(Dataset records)
···
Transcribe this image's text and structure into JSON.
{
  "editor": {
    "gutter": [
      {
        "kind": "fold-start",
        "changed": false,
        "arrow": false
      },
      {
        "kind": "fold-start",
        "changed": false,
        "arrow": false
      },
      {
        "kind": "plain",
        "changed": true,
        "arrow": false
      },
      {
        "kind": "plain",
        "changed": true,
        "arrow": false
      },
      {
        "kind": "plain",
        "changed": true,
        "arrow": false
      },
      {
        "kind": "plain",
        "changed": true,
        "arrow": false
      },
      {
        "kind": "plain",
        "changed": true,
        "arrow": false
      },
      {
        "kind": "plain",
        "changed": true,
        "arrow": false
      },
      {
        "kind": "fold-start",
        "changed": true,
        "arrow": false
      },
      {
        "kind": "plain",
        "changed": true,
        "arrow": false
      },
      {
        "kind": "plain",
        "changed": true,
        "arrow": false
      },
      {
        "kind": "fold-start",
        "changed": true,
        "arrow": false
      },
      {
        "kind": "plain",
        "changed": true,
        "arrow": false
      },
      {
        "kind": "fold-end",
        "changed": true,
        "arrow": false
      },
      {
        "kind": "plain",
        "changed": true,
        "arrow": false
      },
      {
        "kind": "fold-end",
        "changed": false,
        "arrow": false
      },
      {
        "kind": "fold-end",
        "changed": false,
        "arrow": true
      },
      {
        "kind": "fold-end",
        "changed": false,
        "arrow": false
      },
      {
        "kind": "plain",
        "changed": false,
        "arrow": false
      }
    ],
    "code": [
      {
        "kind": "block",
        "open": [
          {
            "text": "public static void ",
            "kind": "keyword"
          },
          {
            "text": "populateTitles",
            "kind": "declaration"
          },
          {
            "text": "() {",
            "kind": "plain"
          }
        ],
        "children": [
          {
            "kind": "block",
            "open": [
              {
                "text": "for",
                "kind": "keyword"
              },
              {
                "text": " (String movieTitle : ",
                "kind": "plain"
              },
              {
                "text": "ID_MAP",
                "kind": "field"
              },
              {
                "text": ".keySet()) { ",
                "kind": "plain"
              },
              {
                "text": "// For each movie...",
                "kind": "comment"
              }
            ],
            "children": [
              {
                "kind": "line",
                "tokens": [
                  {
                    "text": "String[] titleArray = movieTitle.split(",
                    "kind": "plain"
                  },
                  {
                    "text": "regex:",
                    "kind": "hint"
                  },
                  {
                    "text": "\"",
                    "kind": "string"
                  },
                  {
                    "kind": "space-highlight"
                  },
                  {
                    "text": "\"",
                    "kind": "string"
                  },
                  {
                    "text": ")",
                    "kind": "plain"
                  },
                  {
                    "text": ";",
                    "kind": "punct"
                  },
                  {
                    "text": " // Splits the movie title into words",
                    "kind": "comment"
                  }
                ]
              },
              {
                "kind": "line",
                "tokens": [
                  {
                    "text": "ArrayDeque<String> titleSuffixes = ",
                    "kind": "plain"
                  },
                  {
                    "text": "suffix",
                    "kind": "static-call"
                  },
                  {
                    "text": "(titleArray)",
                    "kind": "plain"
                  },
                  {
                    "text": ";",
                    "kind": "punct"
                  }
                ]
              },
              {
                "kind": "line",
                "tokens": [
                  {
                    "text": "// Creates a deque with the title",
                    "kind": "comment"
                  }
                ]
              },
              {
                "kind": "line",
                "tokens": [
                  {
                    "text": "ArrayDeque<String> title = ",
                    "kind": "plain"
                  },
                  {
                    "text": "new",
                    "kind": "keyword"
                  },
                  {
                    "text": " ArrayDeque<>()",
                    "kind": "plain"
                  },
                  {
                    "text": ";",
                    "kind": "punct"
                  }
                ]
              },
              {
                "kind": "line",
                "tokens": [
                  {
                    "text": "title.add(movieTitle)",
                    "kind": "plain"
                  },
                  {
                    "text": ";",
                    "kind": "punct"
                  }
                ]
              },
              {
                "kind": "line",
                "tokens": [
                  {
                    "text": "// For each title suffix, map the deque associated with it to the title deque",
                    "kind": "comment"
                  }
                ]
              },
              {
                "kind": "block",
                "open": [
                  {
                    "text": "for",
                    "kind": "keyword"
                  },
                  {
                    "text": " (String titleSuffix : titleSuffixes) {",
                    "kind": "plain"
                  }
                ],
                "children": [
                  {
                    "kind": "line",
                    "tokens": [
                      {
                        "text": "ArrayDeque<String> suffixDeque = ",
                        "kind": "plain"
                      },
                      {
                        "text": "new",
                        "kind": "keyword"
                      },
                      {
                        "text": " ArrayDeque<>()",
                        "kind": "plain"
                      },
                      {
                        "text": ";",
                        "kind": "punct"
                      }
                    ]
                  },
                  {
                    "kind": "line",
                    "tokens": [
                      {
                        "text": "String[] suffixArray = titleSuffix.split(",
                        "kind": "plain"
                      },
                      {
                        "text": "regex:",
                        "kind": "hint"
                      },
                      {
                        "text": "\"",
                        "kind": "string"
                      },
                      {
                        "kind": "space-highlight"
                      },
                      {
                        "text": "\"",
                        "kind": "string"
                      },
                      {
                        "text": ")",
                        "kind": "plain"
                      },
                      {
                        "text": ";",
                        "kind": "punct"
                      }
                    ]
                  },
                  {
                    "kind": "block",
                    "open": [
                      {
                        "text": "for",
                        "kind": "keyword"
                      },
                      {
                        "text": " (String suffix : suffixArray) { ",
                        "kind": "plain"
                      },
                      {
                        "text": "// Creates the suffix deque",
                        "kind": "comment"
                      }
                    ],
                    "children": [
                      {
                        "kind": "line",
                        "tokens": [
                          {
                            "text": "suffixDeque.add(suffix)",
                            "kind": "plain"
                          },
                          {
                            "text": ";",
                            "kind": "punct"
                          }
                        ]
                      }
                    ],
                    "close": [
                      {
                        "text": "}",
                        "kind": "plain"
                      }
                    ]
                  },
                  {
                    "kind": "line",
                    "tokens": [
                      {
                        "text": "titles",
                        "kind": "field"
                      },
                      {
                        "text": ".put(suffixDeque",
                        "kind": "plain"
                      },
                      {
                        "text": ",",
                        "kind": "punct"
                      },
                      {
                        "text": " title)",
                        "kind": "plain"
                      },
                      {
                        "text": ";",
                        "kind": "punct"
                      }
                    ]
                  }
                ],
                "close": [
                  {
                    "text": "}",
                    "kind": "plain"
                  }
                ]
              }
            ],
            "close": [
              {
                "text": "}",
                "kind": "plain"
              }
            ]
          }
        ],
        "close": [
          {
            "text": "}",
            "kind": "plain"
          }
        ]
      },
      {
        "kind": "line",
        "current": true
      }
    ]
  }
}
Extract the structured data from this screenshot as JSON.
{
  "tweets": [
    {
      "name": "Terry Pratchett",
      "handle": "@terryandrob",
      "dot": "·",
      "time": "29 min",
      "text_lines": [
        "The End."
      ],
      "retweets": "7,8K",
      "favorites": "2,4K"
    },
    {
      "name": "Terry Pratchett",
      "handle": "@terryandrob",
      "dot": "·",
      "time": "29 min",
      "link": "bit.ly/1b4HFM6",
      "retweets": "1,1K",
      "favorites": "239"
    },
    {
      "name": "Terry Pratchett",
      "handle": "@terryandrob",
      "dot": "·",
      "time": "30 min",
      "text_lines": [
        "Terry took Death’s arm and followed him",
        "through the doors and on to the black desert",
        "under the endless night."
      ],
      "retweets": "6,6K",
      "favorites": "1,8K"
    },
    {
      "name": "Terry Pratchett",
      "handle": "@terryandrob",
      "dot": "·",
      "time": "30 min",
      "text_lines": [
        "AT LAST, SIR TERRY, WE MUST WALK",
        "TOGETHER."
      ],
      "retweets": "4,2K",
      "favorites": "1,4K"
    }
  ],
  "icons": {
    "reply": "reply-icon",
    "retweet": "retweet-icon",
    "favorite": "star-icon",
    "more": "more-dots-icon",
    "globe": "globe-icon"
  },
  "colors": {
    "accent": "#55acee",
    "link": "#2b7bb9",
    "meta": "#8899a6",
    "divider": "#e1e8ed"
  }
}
···
- **REQUIREMENTS**
Gather every line from the listing above in which "suffixArray" appears, and copy those lines.

- **WRITTEN REPLY**
                        "text": "String[] suffixArray = titleSuffix.split(",
                        "text": " (String suffix : suffixArray) { ",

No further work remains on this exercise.